- _AIM OF THE TASK_: What is needed is an exact copy of all the records.

▬▬▬

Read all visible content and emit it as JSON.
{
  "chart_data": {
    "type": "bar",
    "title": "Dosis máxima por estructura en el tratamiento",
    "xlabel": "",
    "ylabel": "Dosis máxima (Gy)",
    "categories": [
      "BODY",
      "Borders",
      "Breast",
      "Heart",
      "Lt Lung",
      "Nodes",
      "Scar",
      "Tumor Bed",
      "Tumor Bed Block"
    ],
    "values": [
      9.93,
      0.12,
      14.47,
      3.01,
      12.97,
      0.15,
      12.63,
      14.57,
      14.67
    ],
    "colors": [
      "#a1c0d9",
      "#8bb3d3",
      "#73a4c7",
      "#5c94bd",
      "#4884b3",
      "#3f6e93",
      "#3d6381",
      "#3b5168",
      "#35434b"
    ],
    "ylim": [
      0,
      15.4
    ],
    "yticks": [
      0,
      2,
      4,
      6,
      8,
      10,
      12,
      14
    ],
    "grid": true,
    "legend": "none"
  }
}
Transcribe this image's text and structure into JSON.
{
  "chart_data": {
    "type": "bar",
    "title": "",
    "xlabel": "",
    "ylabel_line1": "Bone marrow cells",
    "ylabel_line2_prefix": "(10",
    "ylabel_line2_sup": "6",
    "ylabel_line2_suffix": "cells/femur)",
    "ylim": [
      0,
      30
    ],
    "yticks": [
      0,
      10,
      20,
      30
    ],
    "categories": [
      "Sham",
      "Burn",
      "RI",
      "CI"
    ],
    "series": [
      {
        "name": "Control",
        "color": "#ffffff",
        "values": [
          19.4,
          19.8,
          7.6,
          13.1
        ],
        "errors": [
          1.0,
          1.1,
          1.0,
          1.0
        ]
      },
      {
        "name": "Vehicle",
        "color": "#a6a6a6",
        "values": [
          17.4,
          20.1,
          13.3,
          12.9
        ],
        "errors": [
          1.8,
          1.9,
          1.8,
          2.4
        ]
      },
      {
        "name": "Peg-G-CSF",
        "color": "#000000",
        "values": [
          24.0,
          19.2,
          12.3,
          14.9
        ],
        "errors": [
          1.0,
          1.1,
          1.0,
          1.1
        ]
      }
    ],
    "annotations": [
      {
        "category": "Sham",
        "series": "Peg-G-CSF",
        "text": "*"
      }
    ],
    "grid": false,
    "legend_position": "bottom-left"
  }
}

▬▬▬

- _ANSWER TO THIS EXERCISE_:
Read all visible content and emit it as JSON.
{
  "chart_data": {
    "type": "bar",
    "title": "Dosis máxima por estructura en el tratamiento",
    "xlabel": "",
    "ylabel": "Dosis máxima (Gy)",
    "categories": [
      "BODY",
      "Borders",
      "Breast",
      "Heart",
      "Lt Lung",
      "Nodes",
      "Scar",
      "Tumor Bed",
      "Tumor Bed Block"
    ],
    "values": [
      9.93,
      0.12,
      14.47,
      3.01,
      12.97,
      0.15,
      12.63,
      14.57,
      14.67
    ],
    "colors": [
      "#a1c0d9",
      "#8bb3d3",
      "#73a4c7",
      "#5c94bd",
      "#4884b3",
      "#3f6e93",
      "#3d6381",
      "#3b5168",
      "#35434b"
    ],
    "ylim": [
      0,
      15.4
    ],
    "yticks": [
      0,
      2,
      4,
      6,
      8,
      10,
      12,
      14
    ],
    "grid": true,
    "legend": "none"
  }
}
Transcribe this image's text and structure into JSON.
{
  "chart_data": {
    "type": "bar",
    "title": "",
    "xlabel": "",
    "ylabel_line1": "Bone marrow cells",
    "ylabel_line2_prefix": "(10",
    "ylabel_line2_sup": "6",
    "ylabel_line2_suffix": "cells/femur)",
    "ylim": [
      0,
      30
    ],
    "yticks": [
      0,
      10,
      20,
      30
    ],
    "categories": [
      "Sham",
      "Burn",
      "RI",
      "CI"
    ],
    "series": [
      {
        "name": "Control",
        "color": "#ffffff",
        "values": [
          19.4,
          19.8,
          7.6,
          13.1
        ],
        "errors": [
          1.0,
          1.1,
          1.0,
          1.0
        ]
      },
      {
        "name": "Vehicle",
        "color": "#a6a6a6",
        "values": [
          17.4,
          20.1,
          13.3,
          12.9
        ],
        "errors": [
          1.8,
          1.9,
          1.8,
          2.4
        ]
      },
      {
        "name": "Peg-G-CSF",
        "color": "#000000",
        "values": [
          24.0,
          19.2,
          12.3,
          14.9
        ],
        "errors": [
          1.0,
          1.1,
          1.0,
          1.1
        ]
      }
    ],
    "annotations": [
      {
        "category": "Sham",
        "series": "Peg-G-CSF",
        "text": "*"
      }
    ],
    "grid": false,
    "legend_position": "bottom-left"
  }
}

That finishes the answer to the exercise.